▶ **PROVIDED DATA**
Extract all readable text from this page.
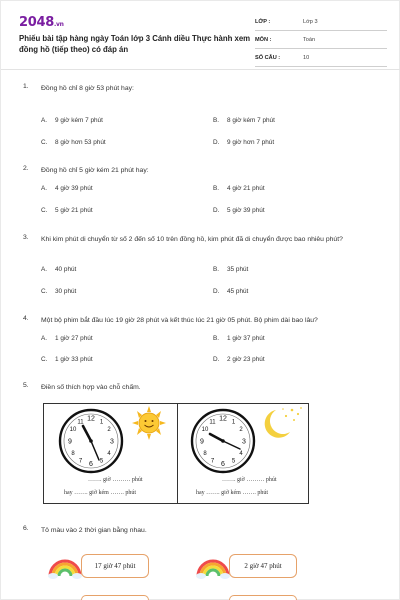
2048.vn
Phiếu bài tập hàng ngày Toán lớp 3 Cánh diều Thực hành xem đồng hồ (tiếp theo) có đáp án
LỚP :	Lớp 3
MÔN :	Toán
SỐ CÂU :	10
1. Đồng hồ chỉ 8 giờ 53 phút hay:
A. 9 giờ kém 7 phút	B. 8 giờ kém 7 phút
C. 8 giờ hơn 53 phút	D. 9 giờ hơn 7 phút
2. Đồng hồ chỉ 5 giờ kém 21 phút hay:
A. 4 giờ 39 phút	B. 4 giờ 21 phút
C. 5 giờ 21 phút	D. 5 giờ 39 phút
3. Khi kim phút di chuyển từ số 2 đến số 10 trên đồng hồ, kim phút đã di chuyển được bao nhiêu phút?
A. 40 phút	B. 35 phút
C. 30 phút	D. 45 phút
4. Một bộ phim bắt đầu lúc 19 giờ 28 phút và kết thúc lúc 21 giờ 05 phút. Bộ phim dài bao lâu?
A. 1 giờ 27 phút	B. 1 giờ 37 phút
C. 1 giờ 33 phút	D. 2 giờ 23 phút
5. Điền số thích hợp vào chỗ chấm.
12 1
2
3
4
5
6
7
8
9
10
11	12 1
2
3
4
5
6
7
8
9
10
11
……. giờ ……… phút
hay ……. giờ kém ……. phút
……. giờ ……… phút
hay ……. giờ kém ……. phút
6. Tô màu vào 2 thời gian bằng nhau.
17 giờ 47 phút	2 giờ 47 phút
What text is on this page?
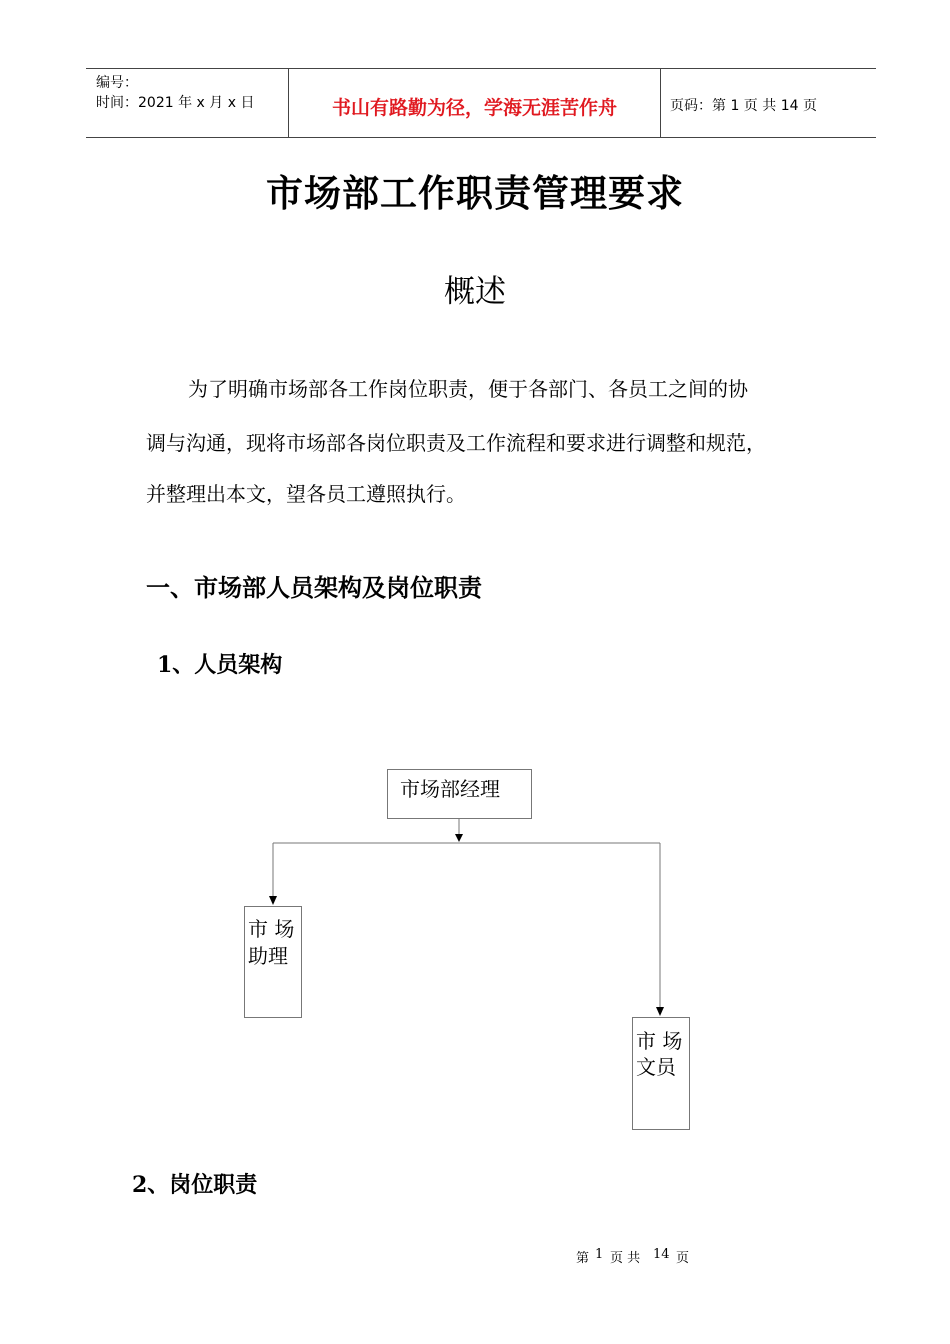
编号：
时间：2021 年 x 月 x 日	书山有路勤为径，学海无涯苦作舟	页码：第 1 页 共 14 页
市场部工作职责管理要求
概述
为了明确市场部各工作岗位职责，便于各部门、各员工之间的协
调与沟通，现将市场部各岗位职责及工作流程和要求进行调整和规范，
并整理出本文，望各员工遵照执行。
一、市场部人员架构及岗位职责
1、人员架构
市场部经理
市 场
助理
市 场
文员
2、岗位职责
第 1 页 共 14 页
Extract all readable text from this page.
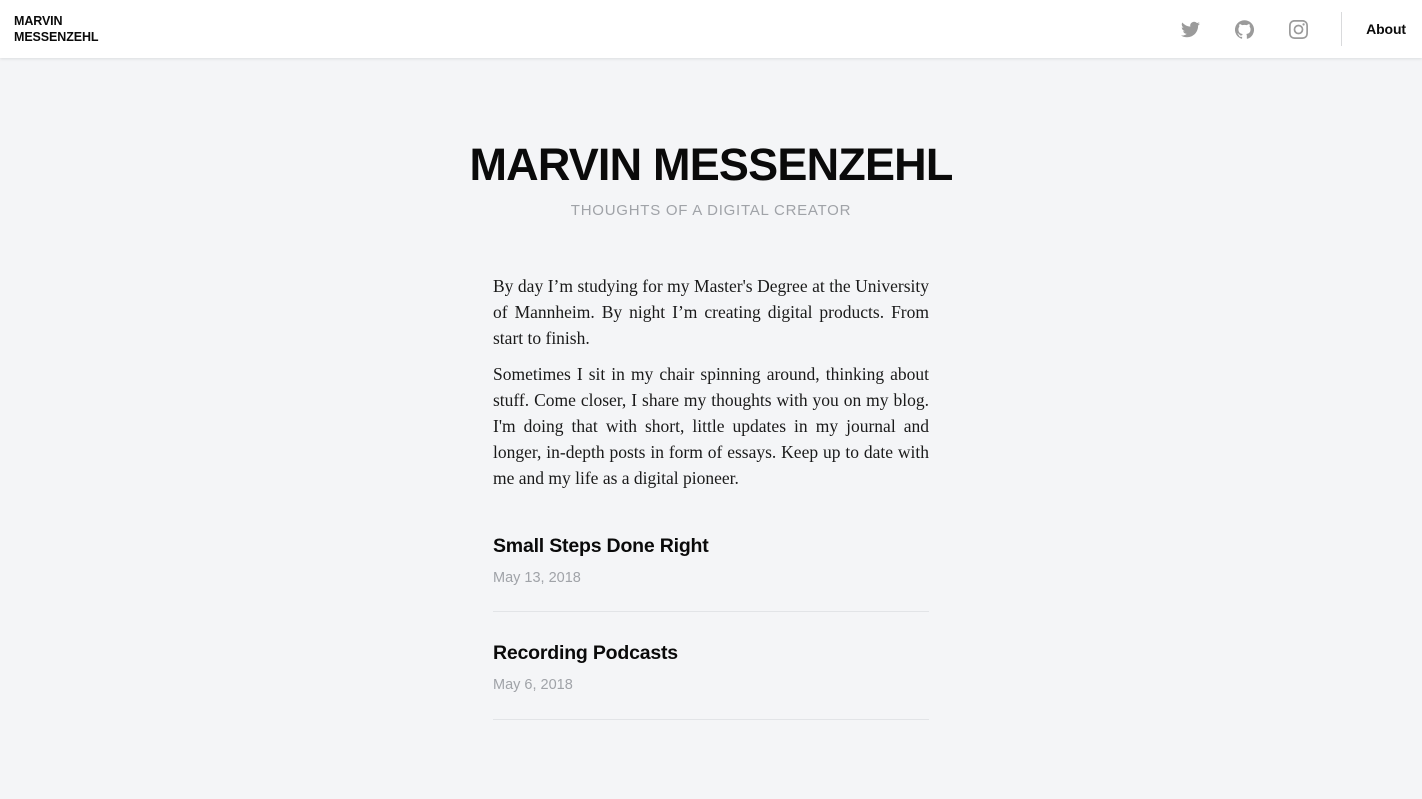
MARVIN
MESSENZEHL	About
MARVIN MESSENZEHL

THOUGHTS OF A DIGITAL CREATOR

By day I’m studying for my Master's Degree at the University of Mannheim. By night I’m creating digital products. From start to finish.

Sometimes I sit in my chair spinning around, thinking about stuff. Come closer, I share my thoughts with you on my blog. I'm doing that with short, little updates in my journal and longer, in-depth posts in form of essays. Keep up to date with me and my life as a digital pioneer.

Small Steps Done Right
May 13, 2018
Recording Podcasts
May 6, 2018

▶ **EXERCISE GOAL**
Copy the records above exactly. The pictures are not part of the copy.

▶ **FULL RESPONSE**
Extract all readable text from this page.
2048.vn
Phiếu bài tập hàng ngày Toán lớp 3 Cánh diều Thực hành xem đồng hồ (tiếp theo) có đáp án
LỚP :	Lớp 3
MÔN :	Toán
SỐ CÂU :	10
1. Đồng hồ chỉ 8 giờ 53 phút hay:
A. 9 giờ kém 7 phút	B. 8 giờ kém 7 phút
C. 8 giờ hơn 53 phút	D. 9 giờ hơn 7 phút
2. Đồng hồ chỉ 5 giờ kém 21 phút hay:
A. 4 giờ 39 phút	B. 4 giờ 21 phút
C. 5 giờ 21 phút	D. 5 giờ 39 phút
3. Khi kim phút di chuyển từ số 2 đến số 10 trên đồng hồ, kim phút đã di chuyển được bao nhiêu phút?
A. 40 phút	B. 35 phút
C. 30 phút	D. 45 phút
4. Một bộ phim bắt đầu lúc 19 giờ 28 phút và kết thúc lúc 21 giờ 05 phút. Bộ phim dài bao lâu?
A. 1 giờ 27 phút	B. 1 giờ 37 phút
C. 1 giờ 33 phút	D. 2 giờ 23 phút
5. Điền số thích hợp vào chỗ chấm.
12 1
2
3
4
5
6
7
8
9
10
11	12 1
2
3
4
5
6
7
8
9
10
11
……. giờ ……… phút
hay ……. giờ kém ……. phút
……. giờ ……… phút
hay ……. giờ kém ……. phút
6. Tô màu vào 2 thời gian bằng nhau.
17 giờ 47 phút	2 giờ 47 phút
What text is on this page?
编号：
时间：2021 年 x 月 x 日	书山有路勤为径，学海无涯苦作舟	页码：第 1 页 共 14 页
市场部工作职责管理要求
概述
为了明确市场部各工作岗位职责，便于各部门、各员工之间的协
调与沟通，现将市场部各岗位职责及工作流程和要求进行调整和规范，
并整理出本文，望各员工遵照执行。
一、市场部人员架构及岗位职责
1、人员架构
市场部经理
市 场
助理
市 场
文员
2、岗位职责
第 1 页 共 14 页
Extract all readable text from this page.
MARVIN
MESSENZEHL	About
MARVIN MESSENZEHL

THOUGHTS OF A DIGITAL CREATOR

By day I’m studying for my Master's Degree at the University of Mannheim. By night I’m creating digital products. From start to finish.

Sometimes I sit in my chair spinning around, thinking about stuff. Come closer, I share my thoughts with you on my blog. I'm doing that with short, little updates in my journal and longer, in-depth posts in form of essays. Keep up to date with me and my life as a digital pioneer.

Small Steps Done Right
May 13, 2018
Recording Podcasts
May 6, 2018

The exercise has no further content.